## WHAT YOU ARE ASKED TO DO
Locate each line of the data below that contains the string "interactable" and reproduce every such line in full.

## DATA SECTION
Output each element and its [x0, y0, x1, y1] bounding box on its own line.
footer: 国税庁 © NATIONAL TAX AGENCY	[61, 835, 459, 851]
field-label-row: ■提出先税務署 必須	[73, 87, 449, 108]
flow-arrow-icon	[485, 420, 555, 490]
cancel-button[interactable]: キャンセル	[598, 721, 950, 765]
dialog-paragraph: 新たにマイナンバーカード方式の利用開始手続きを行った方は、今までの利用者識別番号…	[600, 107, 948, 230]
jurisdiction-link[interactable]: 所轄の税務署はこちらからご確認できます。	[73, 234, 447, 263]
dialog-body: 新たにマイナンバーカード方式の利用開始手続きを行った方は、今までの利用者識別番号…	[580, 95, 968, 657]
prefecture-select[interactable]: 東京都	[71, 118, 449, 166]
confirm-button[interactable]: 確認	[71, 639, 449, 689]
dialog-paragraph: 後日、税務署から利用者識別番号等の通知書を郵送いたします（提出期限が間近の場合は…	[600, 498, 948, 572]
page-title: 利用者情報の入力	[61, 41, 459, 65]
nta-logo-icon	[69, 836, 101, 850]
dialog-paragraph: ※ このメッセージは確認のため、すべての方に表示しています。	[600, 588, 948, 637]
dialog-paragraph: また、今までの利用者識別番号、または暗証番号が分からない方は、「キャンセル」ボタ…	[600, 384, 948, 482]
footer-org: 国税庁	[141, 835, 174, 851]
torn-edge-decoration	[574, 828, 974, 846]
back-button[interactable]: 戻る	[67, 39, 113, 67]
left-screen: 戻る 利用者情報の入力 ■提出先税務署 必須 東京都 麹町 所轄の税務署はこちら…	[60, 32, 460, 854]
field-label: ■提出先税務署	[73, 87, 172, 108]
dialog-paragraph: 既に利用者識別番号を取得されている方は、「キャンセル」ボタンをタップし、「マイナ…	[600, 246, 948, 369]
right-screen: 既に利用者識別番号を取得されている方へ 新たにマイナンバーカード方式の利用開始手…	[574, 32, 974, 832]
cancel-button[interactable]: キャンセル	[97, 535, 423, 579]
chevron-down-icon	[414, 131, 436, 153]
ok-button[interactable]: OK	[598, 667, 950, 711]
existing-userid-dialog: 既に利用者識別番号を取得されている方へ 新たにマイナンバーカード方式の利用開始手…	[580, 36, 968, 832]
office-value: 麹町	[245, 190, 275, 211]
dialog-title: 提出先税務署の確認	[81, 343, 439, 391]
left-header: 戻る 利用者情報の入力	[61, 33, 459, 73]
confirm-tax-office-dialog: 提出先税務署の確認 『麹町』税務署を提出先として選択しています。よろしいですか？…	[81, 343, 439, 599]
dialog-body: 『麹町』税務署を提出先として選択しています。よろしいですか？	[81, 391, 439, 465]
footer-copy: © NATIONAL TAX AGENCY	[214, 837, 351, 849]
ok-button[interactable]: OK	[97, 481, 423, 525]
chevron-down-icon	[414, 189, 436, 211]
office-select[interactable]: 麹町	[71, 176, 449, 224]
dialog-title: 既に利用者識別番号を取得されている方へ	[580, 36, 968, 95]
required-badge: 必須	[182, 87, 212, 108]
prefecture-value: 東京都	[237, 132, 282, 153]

## THE ANSWER
cancel-button[interactable]: キャンセル	[598, 721, 950, 765]
jurisdiction-link[interactable]: 所轄の税務署はこちらからご確認できます。	[73, 234, 447, 263]
prefecture-select[interactable]: 東京都	[71, 118, 449, 166]
confirm-button[interactable]: 確認	[71, 639, 449, 689]
back-button[interactable]: 戻る	[67, 39, 113, 67]
cancel-button[interactable]: キャンセル	[97, 535, 423, 579]
ok-button[interactable]: OK	[598, 667, 950, 711]
ok-button[interactable]: OK	[97, 481, 423, 525]
office-select[interactable]: 麹町	[71, 176, 449, 224]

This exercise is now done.